===== Material supplied

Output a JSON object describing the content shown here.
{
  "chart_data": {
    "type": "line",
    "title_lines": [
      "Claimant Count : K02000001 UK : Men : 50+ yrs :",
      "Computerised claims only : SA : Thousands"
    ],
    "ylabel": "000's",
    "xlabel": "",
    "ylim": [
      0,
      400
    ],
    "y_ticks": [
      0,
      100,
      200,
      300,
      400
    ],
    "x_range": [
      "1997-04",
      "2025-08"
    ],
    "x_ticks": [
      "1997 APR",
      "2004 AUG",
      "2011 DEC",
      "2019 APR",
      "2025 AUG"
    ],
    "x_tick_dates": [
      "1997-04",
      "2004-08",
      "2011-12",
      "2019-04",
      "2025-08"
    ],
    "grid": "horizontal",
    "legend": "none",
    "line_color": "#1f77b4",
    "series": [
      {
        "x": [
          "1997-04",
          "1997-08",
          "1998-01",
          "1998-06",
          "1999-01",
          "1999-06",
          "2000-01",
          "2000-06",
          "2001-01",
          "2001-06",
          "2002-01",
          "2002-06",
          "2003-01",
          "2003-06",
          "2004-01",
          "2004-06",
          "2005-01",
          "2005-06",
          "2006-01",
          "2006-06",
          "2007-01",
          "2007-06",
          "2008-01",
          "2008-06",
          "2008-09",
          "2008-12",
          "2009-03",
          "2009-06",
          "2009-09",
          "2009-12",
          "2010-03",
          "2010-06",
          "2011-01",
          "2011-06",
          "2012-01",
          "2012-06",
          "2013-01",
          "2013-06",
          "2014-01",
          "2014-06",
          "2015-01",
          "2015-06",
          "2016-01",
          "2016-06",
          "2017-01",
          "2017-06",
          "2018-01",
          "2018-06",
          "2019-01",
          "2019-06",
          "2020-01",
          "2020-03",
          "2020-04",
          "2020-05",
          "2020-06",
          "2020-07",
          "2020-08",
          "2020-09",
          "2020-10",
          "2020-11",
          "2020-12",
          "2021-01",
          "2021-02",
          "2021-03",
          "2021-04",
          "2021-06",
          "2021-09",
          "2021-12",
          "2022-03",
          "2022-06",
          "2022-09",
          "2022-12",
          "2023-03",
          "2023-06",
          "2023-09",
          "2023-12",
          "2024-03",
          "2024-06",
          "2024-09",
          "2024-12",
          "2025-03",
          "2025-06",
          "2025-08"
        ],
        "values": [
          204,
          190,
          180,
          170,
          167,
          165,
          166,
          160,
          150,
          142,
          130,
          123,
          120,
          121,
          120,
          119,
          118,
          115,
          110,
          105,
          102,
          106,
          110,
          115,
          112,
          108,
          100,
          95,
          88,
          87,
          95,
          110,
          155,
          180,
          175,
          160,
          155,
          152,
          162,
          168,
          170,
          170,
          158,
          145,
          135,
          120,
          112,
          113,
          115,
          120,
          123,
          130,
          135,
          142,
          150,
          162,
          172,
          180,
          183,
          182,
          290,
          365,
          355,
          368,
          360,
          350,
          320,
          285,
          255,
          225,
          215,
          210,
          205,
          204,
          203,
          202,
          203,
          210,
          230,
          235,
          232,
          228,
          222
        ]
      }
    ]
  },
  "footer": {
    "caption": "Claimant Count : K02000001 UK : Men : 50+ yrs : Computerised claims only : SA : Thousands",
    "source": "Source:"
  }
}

==========

Problem description>
Lines containing the string "Computerised" are to be selected and copied.

Answer to the problem>
      "Computerised claims only : SA : Thousands"
    "caption": "Claimant Count : K02000001 UK : Men : 50+ yrs : Computerised claims only : SA : Thousands",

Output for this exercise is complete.